Description of the task → Reproduce every entry exactly and leave its pictures out.

Extracted data entries →
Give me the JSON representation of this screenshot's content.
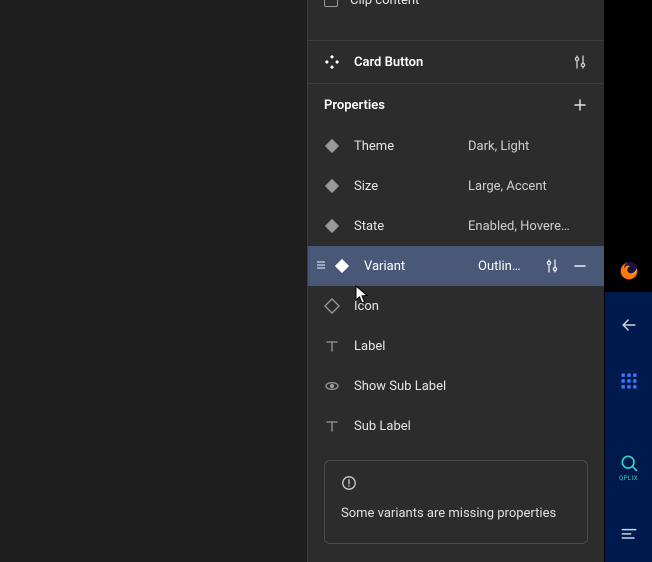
{
  "clip": {
    "label": "Clip content"
  },
  "component": {
    "name": "Card Button"
  },
  "props": {
    "title": "Properties",
    "items": [
      {
        "type": "variant",
        "name": "Theme",
        "values": "Dark, Light"
      },
      {
        "type": "variant",
        "name": "Size",
        "values": "Large, Accent"
      },
      {
        "type": "variant",
        "name": "State",
        "values": "Enabled, Hovere…"
      },
      {
        "type": "variant",
        "name": "Variant",
        "values": "Outlin…",
        "selected": true
      },
      {
        "type": "swap",
        "name": "Icon",
        "values": ""
      },
      {
        "type": "text",
        "name": "Label",
        "values": ""
      },
      {
        "type": "bool",
        "name": "Show Sub Label",
        "values": ""
      },
      {
        "type": "text",
        "name": "Sub Label",
        "values": ""
      }
    ]
  },
  "warning": {
    "message": "Some variants are missing properties"
  },
  "right_strip": {
    "brand": "QPLIX"
  }
}
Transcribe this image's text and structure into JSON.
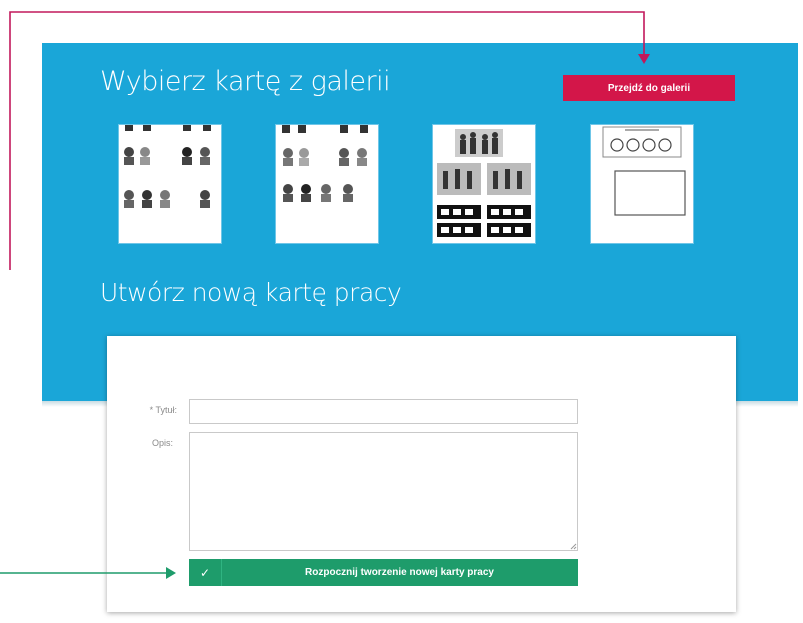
{
  "gallery": {
    "title": "Wybierz kartę z galerii",
    "button_label": "Przejdź do galerii",
    "thumbnails": [
      {
        "icon": "people-faces-worksheet"
      },
      {
        "icon": "people-faces-worksheet-2"
      },
      {
        "icon": "sports-scenes-worksheet"
      },
      {
        "icon": "symbols-box-worksheet"
      }
    ]
  },
  "create": {
    "title": "Utwórz nową kartę pracy",
    "title_label": "* Tytuł:",
    "title_value": "",
    "description_label": "Opis:",
    "description_value": "",
    "start_button_label": "Rozpocznij tworzenie nowej karty pracy",
    "start_button_icon": "✓"
  },
  "colors": {
    "panel": "#1aa6d8",
    "gallery_button": "#d31649",
    "start_button": "#1e9c6b",
    "arrow_red": "#c2185b",
    "arrow_green": "#1e9c6b"
  }
}
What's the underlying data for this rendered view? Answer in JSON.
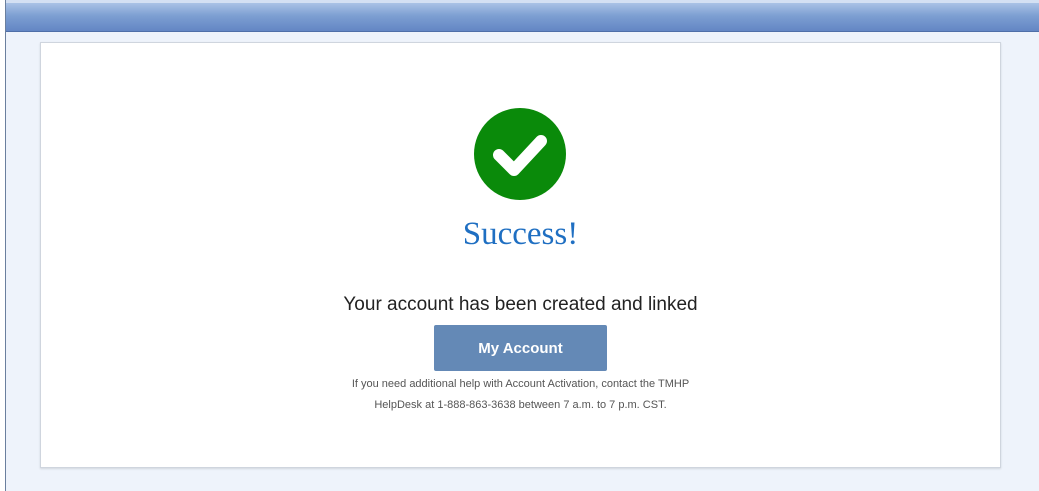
{
  "colors": {
    "success_green": "#0a8a0a",
    "title_blue": "#1f6fc2",
    "button_blue": "#6489b6",
    "header_bar_blue": "#7d9fd2"
  },
  "icons": {
    "status": "check-circle-icon"
  },
  "success": {
    "title": "Success!",
    "message": "Your account has been created and linked",
    "button_label": "My Account",
    "help_line_1": "If you need additional help with Account Activation, contact the TMHP",
    "help_line_2": "HelpDesk at 1-888-863-3638 between 7 a.m. to 7 p.m. CST."
  }
}
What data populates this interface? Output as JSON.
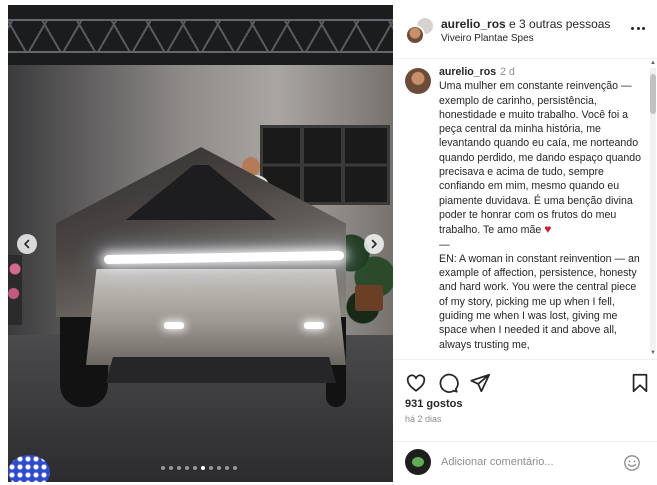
{
  "header": {
    "username": "aurelio_ros",
    "title_suffix": " e 3 outras pessoas",
    "location": "Viveiro Plantae Spes",
    "more_icon": "more-horizontal-icon"
  },
  "carousel": {
    "total_slides": 10,
    "active_index": 5,
    "prev_icon": "chevron-left-icon",
    "next_icon": "chevron-right-icon"
  },
  "caption": {
    "username": "aurelio_ros",
    "time": "2 d",
    "text": "Uma mulher em constante reinvenção — exemplo de carinho, persistência, honestidade e muito trabalho. Você foi a peça central da minha história, me levantando quando eu caía, me norteando quando perdido, me dando espaço quando precisava e acima de tudo, sempre confiando em mim, mesmo quando eu piamente duvidava. É uma benção divina poder te honrar com os frutos do meu trabalho. Te amo mãe",
    "heart": "♥",
    "separator": "—",
    "text_en": "EN: A woman in constant reinvention — an example of affection, persistence, honesty and hard work. You were the central piece of my story, picking me up when I fell, guiding me when I was lost, giving me space when I needed it and above all, always trusting me,"
  },
  "actions": {
    "like_icon": "heart-icon",
    "comment_icon": "comment-icon",
    "share_icon": "share-icon",
    "save_icon": "bookmark-icon",
    "likes": "931 gostos",
    "time_ago": "há 2 dias"
  },
  "comment_box": {
    "placeholder": "Adicionar comentário...",
    "emoji_icon": "emoji-icon"
  },
  "colors": {
    "text": "#262626",
    "muted": "#8e8e8e",
    "heart_red": "#d11a2a",
    "border": "#efefef"
  }
}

Right answer →
Give me the JSON representation of this screenshot's content.
{
  "clip": {
    "label": "Clip content"
  },
  "component": {
    "name": "Card Button"
  },
  "props": {
    "title": "Properties",
    "items": [
      {
        "type": "variant",
        "name": "Theme",
        "values": "Dark, Light"
      },
      {
        "type": "variant",
        "name": "Size",
        "values": "Large, Accent"
      },
      {
        "type": "variant",
        "name": "State",
        "values": "Enabled, Hovere…"
      },
      {
        "type": "variant",
        "name": "Variant",
        "values": "Outlin…",
        "selected": true
      },
      {
        "type": "swap",
        "name": "Icon",
        "values": ""
      },
      {
        "type": "text",
        "name": "Label",
        "values": ""
      },
      {
        "type": "bool",
        "name": "Show Sub Label",
        "values": ""
      },
      {
        "type": "text",
        "name": "Sub Label",
        "values": ""
      }
    ]
  },
  "warning": {
    "message": "Some variants are missing properties"
  },
  "right_strip": {
    "brand": "QPLIX"
  }
}
Transcribe this image's text and structure into JSON.
{
  "gallery": {
    "title": "Wybierz kartę z galerii",
    "button_label": "Przejdź do galerii",
    "thumbnails": [
      {
        "icon": "people-faces-worksheet"
      },
      {
        "icon": "people-faces-worksheet-2"
      },
      {
        "icon": "sports-scenes-worksheet"
      },
      {
        "icon": "symbols-box-worksheet"
      }
    ]
  },
  "create": {
    "title": "Utwórz nową kartę pracy",
    "title_label": "* Tytuł:",
    "title_value": "",
    "description_label": "Opis:",
    "description_value": "",
    "start_button_label": "Rozpocznij tworzenie nowej karty pracy",
    "start_button_icon": "✓"
  },
  "colors": {
    "panel": "#1aa6d8",
    "gallery_button": "#d31649",
    "start_button": "#1e9c6b",
    "arrow_red": "#c2185b",
    "arrow_green": "#1e9c6b"
  }
}
What's the underlying data for this rendered view? Answer in JSON.
{
  "colors": {
    "success_green": "#0a8a0a",
    "title_blue": "#1f6fc2",
    "button_blue": "#6489b6",
    "header_bar_blue": "#7d9fd2"
  },
  "icons": {
    "status": "check-circle-icon"
  },
  "success": {
    "title": "Success!",
    "message": "Your account has been created and linked",
    "button_label": "My Account",
    "help_line_1": "If you need additional help with Account Activation, contact the TMHP",
    "help_line_2": "HelpDesk at 1-888-863-3638 between 7 a.m. to 7 p.m. CST."
  }
}
What data populates this interface? Output as JSON.
{
  "header": {
    "username": "aurelio_ros",
    "title_suffix": " e 3 outras pessoas",
    "location": "Viveiro Plantae Spes",
    "more_icon": "more-horizontal-icon"
  },
  "carousel": {
    "total_slides": 10,
    "active_index": 5,
    "prev_icon": "chevron-left-icon",
    "next_icon": "chevron-right-icon"
  },
  "caption": {
    "username": "aurelio_ros",
    "time": "2 d",
    "text": "Uma mulher em constante reinvenção — exemplo de carinho, persistência, honestidade e muito trabalho. Você foi a peça central da minha história, me levantando quando eu caía, me norteando quando perdido, me dando espaço quando precisava e acima de tudo, sempre confiando em mim, mesmo quando eu piamente duvidava. É uma benção divina poder te honrar com os frutos do meu trabalho. Te amo mãe",
    "heart": "♥",
    "separator": "—",
    "text_en": "EN: A woman in constant reinvention — an example of affection, persistence, honesty and hard work. You were the central piece of my story, picking me up when I fell, guiding me when I was lost, giving me space when I needed it and above all, always trusting me,"
  },
  "actions": {
    "like_icon": "heart-icon",
    "comment_icon": "comment-icon",
    "share_icon": "share-icon",
    "save_icon": "bookmark-icon",
    "likes": "931 gostos",
    "time_ago": "há 2 dias"
  },
  "comment_box": {
    "placeholder": "Adicionar comentário...",
    "emoji_icon": "emoji-icon"
  },
  "colors": {
    "text": "#262626",
    "muted": "#8e8e8e",
    "heart_red": "#d11a2a",
    "border": "#efefef"
  }
}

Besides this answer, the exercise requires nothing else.